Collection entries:
....

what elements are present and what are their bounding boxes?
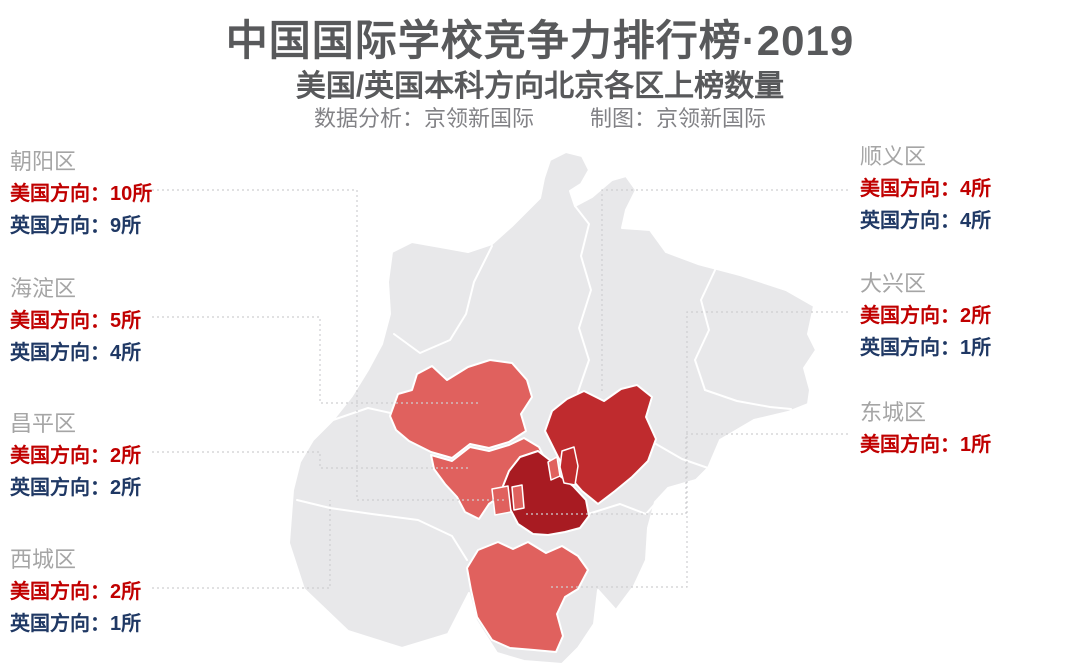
leader-haidian — [152, 316, 480, 404]
border-tongzhou-north — [587, 503, 655, 515]
leader-xicheng — [152, 500, 331, 589]
us-count-line: 美国方向：5所 — [10, 310, 142, 332]
uk-count-line: 英国方向：4所 — [860, 210, 992, 232]
leader-daxing — [550, 311, 848, 588]
us-count-line: 美国方向：2所 — [860, 305, 992, 327]
us-count-line: 美国方向：10所 — [10, 183, 153, 205]
district-daxing — [466, 541, 589, 653]
district-xicheng-piece — [511, 484, 525, 511]
us-count-line: 美国方向：4所 — [860, 178, 992, 200]
district-label-chaoyang: 朝阳区 美国方向：10所 英国方向：9所 — [10, 146, 152, 242]
uk-count-line: 英国方向：9所 — [10, 215, 142, 237]
us-count-line: 美国方向：2所 — [10, 445, 142, 467]
district-label-xicheng: 西城区 美国方向：2所 英国方向：1所 — [10, 544, 141, 640]
district-label-shunyi: 顺义区 美国方向：4所 英国方向：4所 — [860, 141, 991, 237]
district-dongcheng — [559, 446, 579, 486]
district-shijingshan-piece — [491, 485, 512, 516]
us-count-line: 美国方向：2所 — [10, 581, 142, 603]
leader-dongcheng — [525, 433, 848, 515]
credit-cartography: 制图：京领新国际 — [590, 106, 767, 131]
district-label-changping: 昌平区 美国方向：2所 英国方向：2所 — [10, 408, 141, 504]
district-haidian — [389, 359, 533, 459]
uk-count-line: 英国方向：1所 — [10, 613, 142, 635]
district-name: 顺义区 — [860, 144, 927, 169]
district-name: 海淀区 — [10, 276, 77, 301]
uk-count-line: 英国方向：4所 — [10, 342, 142, 364]
border-east-wedge — [655, 443, 709, 469]
leader-shunyi — [601, 189, 848, 392]
border-pinggu-south — [704, 389, 792, 410]
district-name: 昌平区 — [10, 411, 77, 436]
leader-chaoyang — [152, 189, 505, 501]
border-miyun-pinggu — [694, 267, 717, 391]
district-name: 大兴区 — [860, 271, 927, 296]
us-count-line: 美国方向：1所 — [860, 434, 992, 456]
district-xicheng — [547, 456, 561, 481]
district-name: 朝阳区 — [10, 149, 77, 174]
district-label-haidian: 海淀区 美国方向：5所 英国方向：4所 — [10, 273, 141, 369]
page-title: 中国国际学校竞争力排行榜·2019 — [225, 17, 855, 64]
border-yanqing-huairou — [393, 245, 493, 354]
leader-changping — [152, 451, 470, 469]
border-mentougou-fangshan — [296, 499, 468, 561]
credit-line: 数据分析：京领新国际 制图：京领新国际 — [0, 106, 1080, 132]
page-subtitle: 美国/英国本科方向北京各区上榜数量 — [295, 70, 785, 103]
district-name: 东城区 — [860, 400, 927, 425]
district-label-dongcheng: 东城区 美国方向：1所 — [860, 397, 991, 461]
district-name: 西城区 — [10, 547, 77, 572]
border-huairou-miyun — [574, 205, 592, 393]
credit-data-analysis: 数据分析：京领新国际 — [313, 106, 534, 131]
district-label-daxing: 大兴区 美国方向：2所 英国方向：1所 — [860, 268, 991, 364]
uk-count-line: 英国方向：2所 — [10, 477, 142, 499]
uk-count-line: 英国方向：1所 — [860, 337, 992, 359]
map-outer-districts — [288, 151, 817, 664]
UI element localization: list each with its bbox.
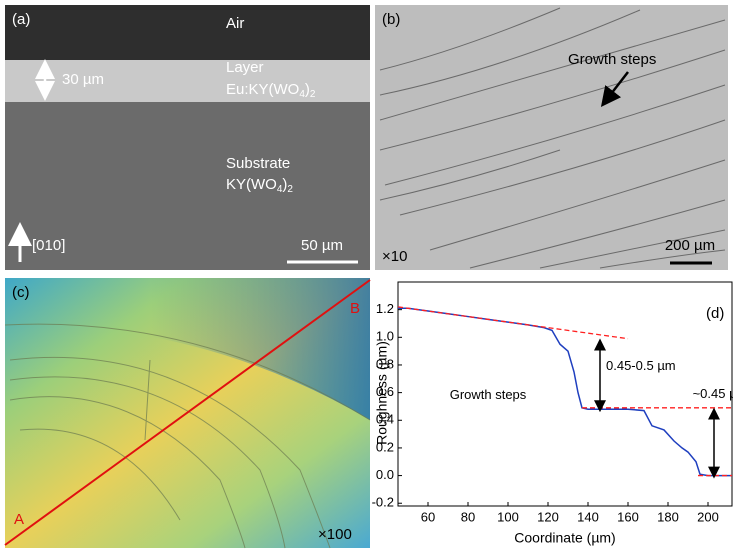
x-tick-label: 80 xyxy=(461,509,475,524)
layer-label: Layer xyxy=(226,59,264,76)
substrate-label: Substrate xyxy=(226,155,290,172)
scale-bar-label: 50 µm xyxy=(301,237,343,254)
x-tick-label: 60 xyxy=(421,509,435,524)
panel-label: (a) xyxy=(12,11,30,28)
annotation: Growth steps xyxy=(450,387,527,402)
point-a: A xyxy=(14,511,24,528)
panel-b: (b) Growth steps ×10 200 µm xyxy=(375,5,728,270)
panel-c: (c) A B ×100 xyxy=(5,278,370,548)
x-tick-label: 200 xyxy=(697,509,719,524)
y-tick-label: 0.8 xyxy=(376,356,394,371)
x-tick-label: 140 xyxy=(577,509,599,524)
annotation: ~0.45 µm xyxy=(693,386,733,401)
page: (a) Air 30 µm Layer Eu:KY(WO4)2 Substrat… xyxy=(0,0,733,550)
panel-label: (d) xyxy=(706,305,724,322)
scale-bar-label: 200 µm xyxy=(665,237,715,254)
point-b: B xyxy=(350,300,360,317)
y-tick-label: -0.2 xyxy=(372,495,394,510)
growth-steps-label: Growth steps xyxy=(568,51,656,68)
y-tick-label: 1.2 xyxy=(376,301,394,316)
thickness-label: 30 µm xyxy=(62,71,104,88)
air-region xyxy=(5,5,370,60)
x-tick-label: 120 xyxy=(537,509,559,524)
y-tick-label: 0.0 xyxy=(376,467,394,482)
panel-a: (a) Air 30 µm Layer Eu:KY(WO4)2 Substrat… xyxy=(5,5,370,270)
y-tick-label: 0.4 xyxy=(376,412,394,427)
x-tick-label: 160 xyxy=(617,509,639,524)
x-tick-label: 180 xyxy=(657,509,679,524)
profile-line xyxy=(398,308,732,475)
panel-label: (b) xyxy=(382,11,400,28)
magnification: ×10 xyxy=(382,248,407,265)
y-tick-label: 0.6 xyxy=(376,384,394,399)
y-tick-label: 0.2 xyxy=(376,439,394,454)
air-label: Air xyxy=(226,15,244,32)
x-axis-title: Coordinate (µm) xyxy=(514,530,615,546)
panel-label: (c) xyxy=(12,284,30,301)
substrate-formula: KY(WO4)2 xyxy=(226,176,293,195)
direction-label: [010] xyxy=(32,237,65,254)
magnification: ×100 xyxy=(318,526,352,543)
annotation: 0.45-0.5 µm xyxy=(606,358,676,373)
y-tick-label: 1.0 xyxy=(376,329,394,344)
fit-line xyxy=(398,307,628,339)
plot-frame xyxy=(398,282,732,506)
x-tick-label: 100 xyxy=(497,509,519,524)
figure: (a) Air 30 µm Layer Eu:KY(WO4)2 Substrat… xyxy=(0,0,733,550)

....

Task to carry out =
Convert every line of the listing above into a JSON list of strings, one string per line, skipping blank lines. Leave the pictures out of the answer.

Solution for this problem =
[
  "what elements are present and what are their bounding boxes?",
  "leader-haidian — [152, 316, 480, 404]",
  "border-tongzhou-north — [587, 503, 655, 515]",
  "leader-xicheng — [152, 500, 331, 589]",
  "us-count-line: 美国方向：5所 — [10, 310, 142, 332]",
  "uk-count-line: 英国方向：4所 — [860, 210, 992, 232]",
  "leader-daxing — [550, 311, 848, 588]",
  "us-count-line: 美国方向：2所 — [860, 305, 992, 327]",
  "us-count-line: 美国方向：10所 — [10, 183, 153, 205]",
  "district-daxing — [466, 541, 589, 653]",
  "district-xicheng-piece — [511, 484, 525, 511]",
  "us-count-line: 美国方向：4所 — [860, 178, 992, 200]",
  "district-label-chaoyang: 朝阳区 美国方向：10所 英国方向：9所 — [10, 146, 152, 242]",
  "uk-count-line: 英国方向：9所 — [10, 215, 142, 237]",
  "us-count-line: 美国方向：2所 — [10, 445, 142, 467]",
  "district-label-xicheng: 西城区 美国方向：2所 英国方向：1所 — [10, 544, 141, 640]",
  "district-label-shunyi: 顺义区 美国方向：4所 英国方向：4所 — [860, 141, 991, 237]",
  "district-dongcheng — [559, 446, 579, 486]",
  "district-shijingshan-piece — [491, 485, 512, 516]",
  "us-count-line: 美国方向：2所 — [10, 581, 142, 603]",
  "leader-dongcheng — [525, 433, 848, 515]",
  "credit-cartography: 制图：京领新国际 — [590, 106, 767, 131]",
  "district-label-changping: 昌平区 美国方向：2所 英国方向：2所 — [10, 408, 141, 504]",
  "district-haidian — [389, 359, 533, 459]",
  "uk-count-line: 英国方向：1所 — [10, 613, 142, 635]",
  "district-name: 顺义区 — [860, 144, 927, 169]",
  "district-name: 海淀区 — [10, 276, 77, 301]",
  "uk-count-line: 英国方向：4所 — [10, 342, 142, 364]",
  "border-east-wedge — [655, 443, 709, 469]",
  "leader-shunyi — [601, 189, 848, 392]",
  "border-pinggu-south — [704, 389, 792, 410]",
  "district-name: 昌平区 — [10, 411, 77, 436]",
  "leader-chaoyang — [152, 189, 505, 501]",
  "border-miyun-pinggu — [694, 267, 717, 391]",
  "district-name: 大兴区 — [860, 271, 927, 296]",
  "us-count-line: 美国方向：1所 — [860, 434, 992, 456]",
  "district-xicheng — [547, 456, 561, 481]",
  "district-name: 朝阳区 — [10, 149, 77, 174]",
  "district-label-haidian: 海淀区 美国方向：5所 英国方向：4所 — [10, 273, 141, 369]",
  "page-title: 中国国际学校竞争力排行榜·2019 — [225, 17, 855, 64]",
  "border-yanqing-huairou — [393, 245, 493, 354]",
  "leader-changping — [152, 451, 470, 469]",
  "border-mentougou-fangshan — [296, 499, 468, 561]",
  "credit-line: 数据分析：京领新国际 制图：京领新国际 — [0, 106, 1080, 132]",
  "page-subtitle: 美国/英国本科方向北京各区上榜数量 — [295, 70, 785, 103]",
  "district-name: 东城区 — [860, 400, 927, 425]",
  "district-label-dongcheng: 东城区 美国方向：1所 — [860, 397, 991, 461]",
  "district-name: 西城区 — [10, 547, 77, 572]",
  "border-huairou-miyun — [574, 205, 592, 393]",
  "credit-data-analysis: 数据分析：京领新国际 — [313, 106, 534, 131]",
  "district-label-daxing: 大兴区 美国方向：2所 英国方向：1所 — [860, 268, 991, 364]",
  "uk-count-line: 英国方向：2所 — [10, 477, 142, 499]",
  "uk-count-line: 英国方向：1所 — [860, 337, 992, 359]",
  "map-outer-districts — [288, 151, 817, 664]",
  "UI element localization: list each with its bbox.",
  "x-tick-label: 80 xyxy=(461,509,475,524)",
  "layer-label: Layer xyxy=(226,59,264,76)",
  "substrate-label: Substrate xyxy=(226,155,290,172)",
  "scale-bar-label: 50 µm xyxy=(301,237,343,254)",
  "x-tick-label: 60 xyxy=(421,509,435,524)",
  "panel-label: (a) xyxy=(12,11,30,28)",
  "annotation: Growth steps xyxy=(450,387,527,402)",
  "point-a: A xyxy=(14,511,24,528)",
  "panel-b: (b) Growth steps ×10 200 µm xyxy=(375,5,728,270)",
  "panel-c: (c) A B ×100 xyxy=(5,278,370,548)",
  "x-tick-label: 200 xyxy=(697,509,719,524)",
  "y-tick-label: 0.8 xyxy=(376,356,394,371)",
  "x-tick-label: 140 xyxy=(577,509,599,524)",
  "annotation: ~0.45 µm xyxy=(693,386,733,401)",
  "page: (a) Air 30 µm Layer Eu:KY(WO4)2 Substrat… xyxy=(0,0,733,550)",
  "panel-label: (d) xyxy=(706,305,724,322)",
  "scale-bar-label: 200 µm xyxy=(665,237,715,254)",
  "point-b: B xyxy=(350,300,360,317)",
  "y-tick-label: -0.2 xyxy=(372,495,394,510)",
  "growth-steps-label: Growth steps xyxy=(568,51,656,68)",
  "y-tick-label: 1.2 xyxy=(376,301,394,316)",
  "thickness-label: 30 µm xyxy=(62,71,104,88)",
  "air-region xyxy=(5,5,370,60)",
  "x-tick-label: 120 xyxy=(537,509,559,524)",
  "y-tick-label: 0.0 xyxy=(376,467,394,482)",
  "panel-a: (a) Air 30 µm Layer Eu:KY(WO4)2 Substrat… xyxy=(5,5,370,270)",
  "y-tick-label: 0.4 xyxy=(376,412,394,427)",
  "x-tick-label: 160 xyxy=(617,509,639,524)",
  "x-tick-label: 180 xyxy=(657,509,679,524)",
  "profile-line xyxy=(398,308,732,475)",
  "panel-label: (b) xyxy=(382,11,400,28)",
  "magnification: ×10 xyxy=(382,248,407,265)",
  "y-tick-label: 0.6 xyxy=(376,384,394,399)",
  "y-tick-label: 0.2 xyxy=(376,439,394,454)",
  "air-label: Air xyxy=(226,15,244,32)",
  "x-axis-title: Coordinate (µm) xyxy=(514,530,615,546)",
  "panel-label: (c) xyxy=(12,284,30,301)",
  "substrate-formula: KY(WO4)2 xyxy=(226,176,293,195)",
  "direction-label: [010] xyxy=(32,237,65,254)",
  "magnification: ×100 xyxy=(318,526,352,543)",
  "annotation: 0.45-0.5 µm xyxy=(606,358,676,373)",
  "y-tick-label: 1.0 xyxy=(376,329,394,344)",
  "fit-line xyxy=(398,307,628,339)",
  "plot-frame xyxy=(398,282,732,506)",
  "x-tick-label: 100 xyxy=(497,509,519,524)",
  "figure: (a) Air 30 µm Layer Eu:KY(WO4)2 Substrat… xyxy=(0,0,733,550)"
]